THE RECORDS
— BEGIN —
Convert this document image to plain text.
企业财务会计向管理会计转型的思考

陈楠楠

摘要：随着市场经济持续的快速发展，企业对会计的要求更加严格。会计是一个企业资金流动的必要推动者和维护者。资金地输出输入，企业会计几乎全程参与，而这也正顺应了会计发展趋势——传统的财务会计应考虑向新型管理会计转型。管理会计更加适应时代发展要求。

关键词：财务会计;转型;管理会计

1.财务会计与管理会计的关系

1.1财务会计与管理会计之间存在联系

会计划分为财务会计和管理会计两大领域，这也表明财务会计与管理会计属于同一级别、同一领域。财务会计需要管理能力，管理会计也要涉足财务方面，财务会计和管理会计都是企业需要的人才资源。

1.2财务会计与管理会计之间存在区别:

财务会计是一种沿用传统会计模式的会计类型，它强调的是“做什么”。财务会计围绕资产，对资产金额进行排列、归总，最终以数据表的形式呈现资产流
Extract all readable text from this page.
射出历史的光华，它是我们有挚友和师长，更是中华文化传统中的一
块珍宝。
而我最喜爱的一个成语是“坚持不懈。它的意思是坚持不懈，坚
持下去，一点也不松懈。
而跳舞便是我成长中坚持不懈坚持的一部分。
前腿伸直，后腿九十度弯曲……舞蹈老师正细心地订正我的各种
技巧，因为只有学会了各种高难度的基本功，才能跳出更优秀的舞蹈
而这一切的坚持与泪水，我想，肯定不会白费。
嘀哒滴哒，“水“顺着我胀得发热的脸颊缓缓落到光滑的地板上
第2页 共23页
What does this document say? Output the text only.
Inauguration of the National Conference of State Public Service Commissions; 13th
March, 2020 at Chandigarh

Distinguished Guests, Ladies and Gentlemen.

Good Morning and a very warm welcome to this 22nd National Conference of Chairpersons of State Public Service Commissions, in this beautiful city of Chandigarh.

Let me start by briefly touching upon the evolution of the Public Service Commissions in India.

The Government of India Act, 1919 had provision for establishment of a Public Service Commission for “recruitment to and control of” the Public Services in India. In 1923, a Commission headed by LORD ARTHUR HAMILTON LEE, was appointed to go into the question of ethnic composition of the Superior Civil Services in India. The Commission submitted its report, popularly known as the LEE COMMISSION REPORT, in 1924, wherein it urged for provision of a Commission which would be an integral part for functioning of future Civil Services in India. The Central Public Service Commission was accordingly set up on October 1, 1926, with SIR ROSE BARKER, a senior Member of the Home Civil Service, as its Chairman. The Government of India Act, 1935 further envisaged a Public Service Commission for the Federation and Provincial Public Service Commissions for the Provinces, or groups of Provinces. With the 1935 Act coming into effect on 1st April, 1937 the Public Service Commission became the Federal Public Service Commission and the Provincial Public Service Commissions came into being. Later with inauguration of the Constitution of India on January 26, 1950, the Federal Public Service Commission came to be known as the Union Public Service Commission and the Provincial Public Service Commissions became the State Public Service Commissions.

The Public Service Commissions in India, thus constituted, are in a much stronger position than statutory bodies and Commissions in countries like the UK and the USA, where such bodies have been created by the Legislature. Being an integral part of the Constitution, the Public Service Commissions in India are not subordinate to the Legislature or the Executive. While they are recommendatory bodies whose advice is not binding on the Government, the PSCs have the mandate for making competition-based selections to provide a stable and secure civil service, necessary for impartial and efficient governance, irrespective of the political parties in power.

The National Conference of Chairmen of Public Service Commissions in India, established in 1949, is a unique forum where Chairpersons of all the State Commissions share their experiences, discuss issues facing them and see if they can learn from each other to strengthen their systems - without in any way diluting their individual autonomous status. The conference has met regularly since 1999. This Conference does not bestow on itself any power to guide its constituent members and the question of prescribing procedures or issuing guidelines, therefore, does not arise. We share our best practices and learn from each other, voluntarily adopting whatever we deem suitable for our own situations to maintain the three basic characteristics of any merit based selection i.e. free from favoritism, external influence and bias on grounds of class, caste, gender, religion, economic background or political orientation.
— END —
STATED GOAL
Filter out all lines lacking the word "text" and copy the rest.

RESULT OF THE EXERCISE
Convert this document image to plain text.
Extract all readable text from this page.
What does this document say? Output the text only.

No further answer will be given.